== Task requirements ==
Identify each line below that contains the word "ffffff", and copy it out.
— begin Given entries —
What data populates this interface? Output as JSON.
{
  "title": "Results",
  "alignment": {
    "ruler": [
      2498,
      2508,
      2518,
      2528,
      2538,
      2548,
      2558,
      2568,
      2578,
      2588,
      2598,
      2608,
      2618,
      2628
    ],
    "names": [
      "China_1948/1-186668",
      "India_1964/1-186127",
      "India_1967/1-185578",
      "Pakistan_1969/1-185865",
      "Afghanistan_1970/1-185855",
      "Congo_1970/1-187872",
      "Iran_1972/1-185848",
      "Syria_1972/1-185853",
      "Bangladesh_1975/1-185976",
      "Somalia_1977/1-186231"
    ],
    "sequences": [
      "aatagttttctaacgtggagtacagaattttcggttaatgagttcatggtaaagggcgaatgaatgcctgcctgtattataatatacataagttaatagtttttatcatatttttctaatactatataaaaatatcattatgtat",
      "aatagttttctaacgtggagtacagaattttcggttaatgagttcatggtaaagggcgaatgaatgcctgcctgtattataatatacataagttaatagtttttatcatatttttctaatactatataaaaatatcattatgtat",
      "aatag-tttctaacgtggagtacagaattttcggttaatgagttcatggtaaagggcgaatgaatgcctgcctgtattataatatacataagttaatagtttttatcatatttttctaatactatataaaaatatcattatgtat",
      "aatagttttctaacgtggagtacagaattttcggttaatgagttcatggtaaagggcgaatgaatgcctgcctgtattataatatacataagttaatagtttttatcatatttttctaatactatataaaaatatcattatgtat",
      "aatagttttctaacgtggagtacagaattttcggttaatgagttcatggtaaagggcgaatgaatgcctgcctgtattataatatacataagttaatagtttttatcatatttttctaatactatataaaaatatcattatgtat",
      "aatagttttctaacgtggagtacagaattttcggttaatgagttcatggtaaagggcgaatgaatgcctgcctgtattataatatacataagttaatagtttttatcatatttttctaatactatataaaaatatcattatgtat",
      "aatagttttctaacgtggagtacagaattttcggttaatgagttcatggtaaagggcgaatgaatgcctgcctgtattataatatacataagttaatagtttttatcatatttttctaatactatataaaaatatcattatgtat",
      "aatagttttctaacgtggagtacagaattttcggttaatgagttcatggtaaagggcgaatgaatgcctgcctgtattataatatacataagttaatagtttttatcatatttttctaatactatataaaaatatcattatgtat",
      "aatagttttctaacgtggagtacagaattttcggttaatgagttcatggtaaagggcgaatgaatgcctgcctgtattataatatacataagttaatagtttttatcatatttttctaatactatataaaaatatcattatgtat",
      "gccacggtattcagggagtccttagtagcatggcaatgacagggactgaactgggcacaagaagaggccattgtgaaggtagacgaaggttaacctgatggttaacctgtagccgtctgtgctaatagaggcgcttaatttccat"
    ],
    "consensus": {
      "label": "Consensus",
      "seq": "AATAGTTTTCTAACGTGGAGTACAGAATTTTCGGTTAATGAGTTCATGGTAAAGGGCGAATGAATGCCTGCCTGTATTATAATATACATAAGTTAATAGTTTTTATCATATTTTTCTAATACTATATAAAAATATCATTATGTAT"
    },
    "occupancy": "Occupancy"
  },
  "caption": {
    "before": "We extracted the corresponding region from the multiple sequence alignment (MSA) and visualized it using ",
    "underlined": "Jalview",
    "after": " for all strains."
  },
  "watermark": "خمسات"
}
— end Given entries —
— begin Given entries —
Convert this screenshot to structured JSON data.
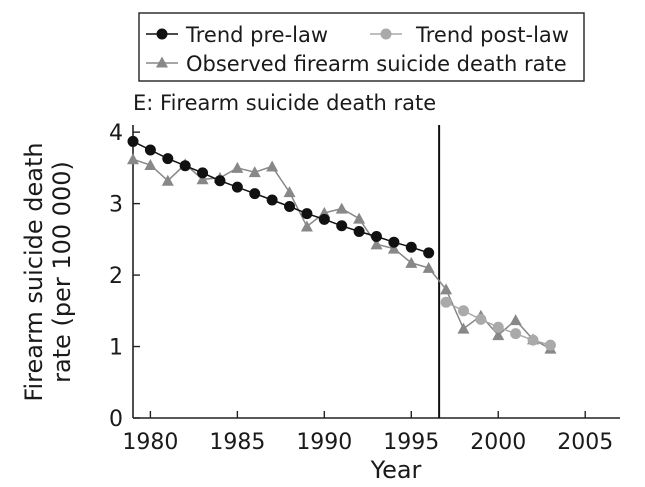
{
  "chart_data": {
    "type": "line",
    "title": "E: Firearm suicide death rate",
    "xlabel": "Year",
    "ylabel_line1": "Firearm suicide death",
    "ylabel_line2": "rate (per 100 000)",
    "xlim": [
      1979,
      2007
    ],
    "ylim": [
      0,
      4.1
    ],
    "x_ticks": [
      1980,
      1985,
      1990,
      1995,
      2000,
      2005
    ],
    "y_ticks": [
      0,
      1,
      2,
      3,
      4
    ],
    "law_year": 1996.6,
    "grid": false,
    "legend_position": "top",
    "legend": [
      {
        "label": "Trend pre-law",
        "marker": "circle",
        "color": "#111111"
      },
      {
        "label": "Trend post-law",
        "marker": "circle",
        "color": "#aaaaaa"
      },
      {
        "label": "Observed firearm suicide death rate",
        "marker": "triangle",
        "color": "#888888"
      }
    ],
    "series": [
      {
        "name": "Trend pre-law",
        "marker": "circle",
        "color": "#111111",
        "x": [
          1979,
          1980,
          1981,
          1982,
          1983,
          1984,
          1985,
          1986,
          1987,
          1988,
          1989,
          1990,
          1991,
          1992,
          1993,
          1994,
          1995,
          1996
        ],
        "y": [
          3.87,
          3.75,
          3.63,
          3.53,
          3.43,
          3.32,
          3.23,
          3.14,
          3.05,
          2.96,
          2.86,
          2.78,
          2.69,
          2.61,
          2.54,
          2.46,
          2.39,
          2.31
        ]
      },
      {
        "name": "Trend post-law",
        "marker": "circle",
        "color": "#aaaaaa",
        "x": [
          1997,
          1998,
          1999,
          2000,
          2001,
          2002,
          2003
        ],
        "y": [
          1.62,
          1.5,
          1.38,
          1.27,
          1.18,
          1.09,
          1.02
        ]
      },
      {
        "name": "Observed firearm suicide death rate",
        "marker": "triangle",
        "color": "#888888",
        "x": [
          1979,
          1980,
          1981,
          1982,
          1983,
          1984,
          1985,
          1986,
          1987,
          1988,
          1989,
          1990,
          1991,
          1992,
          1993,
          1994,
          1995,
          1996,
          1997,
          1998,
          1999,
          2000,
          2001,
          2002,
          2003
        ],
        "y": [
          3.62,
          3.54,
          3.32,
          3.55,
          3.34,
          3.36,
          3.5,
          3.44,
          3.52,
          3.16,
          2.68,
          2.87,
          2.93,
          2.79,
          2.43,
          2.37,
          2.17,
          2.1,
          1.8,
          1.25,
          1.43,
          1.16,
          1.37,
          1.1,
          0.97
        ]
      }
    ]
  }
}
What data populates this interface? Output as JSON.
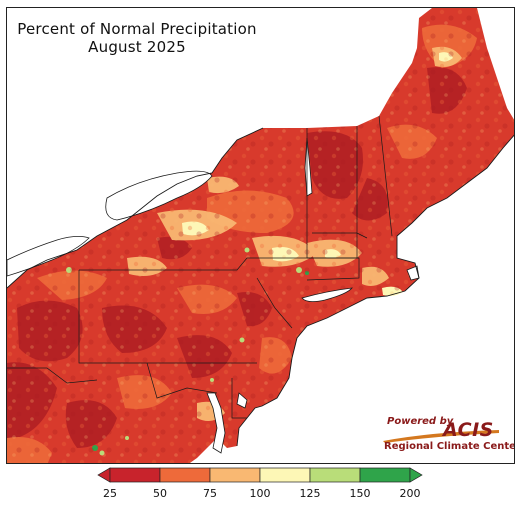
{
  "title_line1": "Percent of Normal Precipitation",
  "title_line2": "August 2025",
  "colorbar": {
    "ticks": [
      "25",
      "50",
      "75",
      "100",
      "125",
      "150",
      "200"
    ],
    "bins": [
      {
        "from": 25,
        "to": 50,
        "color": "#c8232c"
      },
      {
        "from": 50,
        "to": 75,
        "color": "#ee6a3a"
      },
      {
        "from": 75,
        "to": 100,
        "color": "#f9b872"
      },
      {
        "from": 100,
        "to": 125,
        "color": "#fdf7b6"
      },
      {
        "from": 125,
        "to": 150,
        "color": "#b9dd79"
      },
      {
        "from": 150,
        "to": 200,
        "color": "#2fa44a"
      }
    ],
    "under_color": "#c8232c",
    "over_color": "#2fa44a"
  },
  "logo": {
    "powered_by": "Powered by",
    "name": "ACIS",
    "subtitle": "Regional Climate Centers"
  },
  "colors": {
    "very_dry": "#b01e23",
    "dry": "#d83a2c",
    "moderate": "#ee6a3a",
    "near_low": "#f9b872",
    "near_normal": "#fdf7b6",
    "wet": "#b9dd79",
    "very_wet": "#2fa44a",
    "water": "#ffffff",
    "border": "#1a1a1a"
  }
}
— end Given entries —
— begin Given entries —
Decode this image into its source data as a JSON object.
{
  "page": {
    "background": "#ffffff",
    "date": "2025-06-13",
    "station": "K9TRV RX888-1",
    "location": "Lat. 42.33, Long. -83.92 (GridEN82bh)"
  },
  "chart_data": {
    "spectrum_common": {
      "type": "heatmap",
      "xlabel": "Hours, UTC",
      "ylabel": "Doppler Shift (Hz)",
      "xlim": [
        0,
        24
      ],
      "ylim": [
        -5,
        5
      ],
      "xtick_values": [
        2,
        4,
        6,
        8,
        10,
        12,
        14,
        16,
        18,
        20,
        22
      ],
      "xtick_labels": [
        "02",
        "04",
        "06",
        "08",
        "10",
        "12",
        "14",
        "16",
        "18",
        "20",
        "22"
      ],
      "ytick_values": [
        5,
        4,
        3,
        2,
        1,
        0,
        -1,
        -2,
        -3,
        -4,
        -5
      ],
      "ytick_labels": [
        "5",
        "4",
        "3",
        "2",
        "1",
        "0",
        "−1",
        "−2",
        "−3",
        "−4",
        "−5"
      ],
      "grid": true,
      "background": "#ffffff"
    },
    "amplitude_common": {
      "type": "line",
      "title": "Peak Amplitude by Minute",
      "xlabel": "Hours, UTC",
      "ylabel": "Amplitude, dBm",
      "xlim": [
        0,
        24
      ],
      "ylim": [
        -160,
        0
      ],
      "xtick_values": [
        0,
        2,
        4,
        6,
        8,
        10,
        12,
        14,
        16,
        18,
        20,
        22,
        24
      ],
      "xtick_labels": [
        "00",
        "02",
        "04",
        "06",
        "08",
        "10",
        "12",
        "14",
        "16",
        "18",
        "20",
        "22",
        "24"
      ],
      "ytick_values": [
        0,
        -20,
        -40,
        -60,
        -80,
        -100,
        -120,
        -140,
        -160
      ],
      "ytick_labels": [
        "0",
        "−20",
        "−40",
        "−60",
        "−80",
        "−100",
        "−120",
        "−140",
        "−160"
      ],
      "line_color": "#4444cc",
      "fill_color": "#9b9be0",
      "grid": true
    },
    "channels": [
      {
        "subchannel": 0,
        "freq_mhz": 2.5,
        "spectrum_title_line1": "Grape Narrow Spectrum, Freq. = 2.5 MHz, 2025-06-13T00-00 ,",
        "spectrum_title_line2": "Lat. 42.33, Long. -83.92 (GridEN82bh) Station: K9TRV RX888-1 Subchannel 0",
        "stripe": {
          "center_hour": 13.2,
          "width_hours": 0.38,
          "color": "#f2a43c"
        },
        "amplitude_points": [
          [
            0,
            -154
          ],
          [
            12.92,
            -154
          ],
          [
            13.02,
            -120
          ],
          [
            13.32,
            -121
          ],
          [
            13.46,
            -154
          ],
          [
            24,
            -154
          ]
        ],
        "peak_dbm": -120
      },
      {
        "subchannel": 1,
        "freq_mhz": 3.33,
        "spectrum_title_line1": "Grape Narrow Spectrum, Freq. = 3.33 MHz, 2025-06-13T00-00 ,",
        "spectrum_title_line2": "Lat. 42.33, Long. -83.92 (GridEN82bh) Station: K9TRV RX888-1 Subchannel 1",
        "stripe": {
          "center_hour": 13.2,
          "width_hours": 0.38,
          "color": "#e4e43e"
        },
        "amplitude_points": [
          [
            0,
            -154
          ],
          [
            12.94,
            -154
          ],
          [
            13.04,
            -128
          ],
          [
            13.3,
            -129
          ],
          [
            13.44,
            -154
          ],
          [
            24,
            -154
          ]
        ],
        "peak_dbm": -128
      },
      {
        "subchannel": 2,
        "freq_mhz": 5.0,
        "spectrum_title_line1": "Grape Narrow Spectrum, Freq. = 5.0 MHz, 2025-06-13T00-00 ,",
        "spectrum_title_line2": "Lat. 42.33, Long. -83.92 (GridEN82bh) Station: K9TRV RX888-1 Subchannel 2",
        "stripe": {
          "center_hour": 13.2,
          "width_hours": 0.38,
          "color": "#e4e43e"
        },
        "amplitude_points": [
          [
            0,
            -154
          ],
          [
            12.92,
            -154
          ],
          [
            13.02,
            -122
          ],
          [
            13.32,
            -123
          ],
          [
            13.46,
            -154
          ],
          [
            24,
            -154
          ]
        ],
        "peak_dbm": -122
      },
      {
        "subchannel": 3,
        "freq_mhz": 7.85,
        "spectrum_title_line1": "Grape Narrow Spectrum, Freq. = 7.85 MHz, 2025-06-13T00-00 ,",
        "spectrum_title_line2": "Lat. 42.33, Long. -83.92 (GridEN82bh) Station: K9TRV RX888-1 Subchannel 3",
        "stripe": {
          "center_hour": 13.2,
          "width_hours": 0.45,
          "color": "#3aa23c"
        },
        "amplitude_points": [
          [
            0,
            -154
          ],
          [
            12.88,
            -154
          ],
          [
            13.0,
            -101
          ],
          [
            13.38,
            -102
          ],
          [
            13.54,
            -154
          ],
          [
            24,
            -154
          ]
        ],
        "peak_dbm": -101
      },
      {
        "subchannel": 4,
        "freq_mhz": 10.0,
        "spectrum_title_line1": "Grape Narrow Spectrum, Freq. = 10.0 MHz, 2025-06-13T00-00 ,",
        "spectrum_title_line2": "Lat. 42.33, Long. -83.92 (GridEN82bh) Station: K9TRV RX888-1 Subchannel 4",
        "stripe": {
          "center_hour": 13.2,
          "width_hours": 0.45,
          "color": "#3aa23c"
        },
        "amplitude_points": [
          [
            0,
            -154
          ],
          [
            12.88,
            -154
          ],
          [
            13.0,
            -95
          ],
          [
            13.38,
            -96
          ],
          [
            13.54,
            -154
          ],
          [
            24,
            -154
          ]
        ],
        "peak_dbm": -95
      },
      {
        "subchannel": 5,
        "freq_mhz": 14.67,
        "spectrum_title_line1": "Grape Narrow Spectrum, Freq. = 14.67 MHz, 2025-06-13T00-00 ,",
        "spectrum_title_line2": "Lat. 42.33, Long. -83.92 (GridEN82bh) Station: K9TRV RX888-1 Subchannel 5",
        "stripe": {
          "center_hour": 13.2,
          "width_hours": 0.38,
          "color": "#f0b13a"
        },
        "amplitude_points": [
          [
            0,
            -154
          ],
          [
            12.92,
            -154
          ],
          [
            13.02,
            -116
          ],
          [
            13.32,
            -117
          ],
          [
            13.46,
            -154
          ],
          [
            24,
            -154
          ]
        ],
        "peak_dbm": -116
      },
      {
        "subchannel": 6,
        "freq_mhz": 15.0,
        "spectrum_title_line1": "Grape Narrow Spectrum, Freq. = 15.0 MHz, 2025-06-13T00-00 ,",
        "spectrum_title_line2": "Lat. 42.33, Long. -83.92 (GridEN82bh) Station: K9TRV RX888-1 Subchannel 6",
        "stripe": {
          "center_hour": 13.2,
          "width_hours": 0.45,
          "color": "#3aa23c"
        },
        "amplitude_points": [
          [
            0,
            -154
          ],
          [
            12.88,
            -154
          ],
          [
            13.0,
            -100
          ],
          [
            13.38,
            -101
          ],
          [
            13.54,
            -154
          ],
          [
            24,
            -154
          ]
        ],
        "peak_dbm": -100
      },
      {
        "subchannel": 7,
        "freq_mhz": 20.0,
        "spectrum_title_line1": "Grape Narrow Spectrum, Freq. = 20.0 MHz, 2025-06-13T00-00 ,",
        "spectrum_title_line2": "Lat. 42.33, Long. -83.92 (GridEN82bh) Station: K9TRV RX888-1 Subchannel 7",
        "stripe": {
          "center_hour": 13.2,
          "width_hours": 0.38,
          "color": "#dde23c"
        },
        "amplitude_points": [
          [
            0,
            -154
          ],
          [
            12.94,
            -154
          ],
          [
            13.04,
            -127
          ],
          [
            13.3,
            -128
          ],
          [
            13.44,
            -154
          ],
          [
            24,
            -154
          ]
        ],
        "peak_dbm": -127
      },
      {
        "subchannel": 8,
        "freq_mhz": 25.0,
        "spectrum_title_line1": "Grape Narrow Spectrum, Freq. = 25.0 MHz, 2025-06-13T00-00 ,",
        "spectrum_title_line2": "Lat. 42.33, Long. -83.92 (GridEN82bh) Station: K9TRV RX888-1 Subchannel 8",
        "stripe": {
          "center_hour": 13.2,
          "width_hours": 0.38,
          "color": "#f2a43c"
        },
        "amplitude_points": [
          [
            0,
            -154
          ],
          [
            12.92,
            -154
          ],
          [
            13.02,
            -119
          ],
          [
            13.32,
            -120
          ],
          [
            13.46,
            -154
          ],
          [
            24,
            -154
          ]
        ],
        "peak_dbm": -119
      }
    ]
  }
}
— end Given entries —
== Full solution ==
    "water": "#ffffff",
    "background": "#ffffff",
      "background": "#ffffff"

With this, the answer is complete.